_WHAT YOU HAVE TO DO_
Please restate the following records word for word.
_ _ _ _
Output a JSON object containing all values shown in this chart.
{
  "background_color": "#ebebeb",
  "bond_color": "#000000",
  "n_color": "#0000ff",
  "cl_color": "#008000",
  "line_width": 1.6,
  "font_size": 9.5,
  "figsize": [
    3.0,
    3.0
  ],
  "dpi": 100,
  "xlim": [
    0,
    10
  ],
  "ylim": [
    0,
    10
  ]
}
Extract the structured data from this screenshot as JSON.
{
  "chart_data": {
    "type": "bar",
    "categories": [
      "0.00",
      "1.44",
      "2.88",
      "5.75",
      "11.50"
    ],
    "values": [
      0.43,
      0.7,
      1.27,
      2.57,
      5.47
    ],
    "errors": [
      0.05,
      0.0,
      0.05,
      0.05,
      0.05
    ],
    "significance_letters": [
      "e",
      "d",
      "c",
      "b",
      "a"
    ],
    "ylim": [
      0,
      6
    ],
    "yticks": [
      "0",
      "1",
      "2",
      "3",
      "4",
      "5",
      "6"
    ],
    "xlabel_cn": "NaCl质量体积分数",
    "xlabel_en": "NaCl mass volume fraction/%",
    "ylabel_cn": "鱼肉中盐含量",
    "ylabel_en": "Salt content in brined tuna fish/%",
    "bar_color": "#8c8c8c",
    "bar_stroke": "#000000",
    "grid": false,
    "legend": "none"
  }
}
_ _ _ _
_TASK SOLUTION_
Output a JSON object containing all values shown in this chart.
{
  "background_color": "#ebebeb",
  "bond_color": "#000000",
  "n_color": "#0000ff",
  "cl_color": "#008000",
  "line_width": 1.6,
  "font_size": 9.5,
  "figsize": [
    3.0,
    3.0
  ],
  "dpi": 100,
  "xlim": [
    0,
    10
  ],
  "ylim": [
    0,
    10
  ]
}
Extract the structured data from this screenshot as JSON.
{
  "chart_data": {
    "type": "bar",
    "categories": [
      "0.00",
      "1.44",
      "2.88",
      "5.75",
      "11.50"
    ],
    "values": [
      0.43,
      0.7,
      1.27,
      2.57,
      5.47
    ],
    "errors": [
      0.05,
      0.0,
      0.05,
      0.05,
      0.05
    ],
    "significance_letters": [
      "e",
      "d",
      "c",
      "b",
      "a"
    ],
    "ylim": [
      0,
      6
    ],
    "yticks": [
      "0",
      "1",
      "2",
      "3",
      "4",
      "5",
      "6"
    ],
    "xlabel_cn": "NaCl质量体积分数",
    "xlabel_en": "NaCl mass volume fraction/%",
    "ylabel_cn": "鱼肉中盐含量",
    "ylabel_en": "Salt content in brined tuna fish/%",
    "bar_color": "#8c8c8c",
    "bar_stroke": "#000000",
    "grid": false,
    "legend": "none"
  }
}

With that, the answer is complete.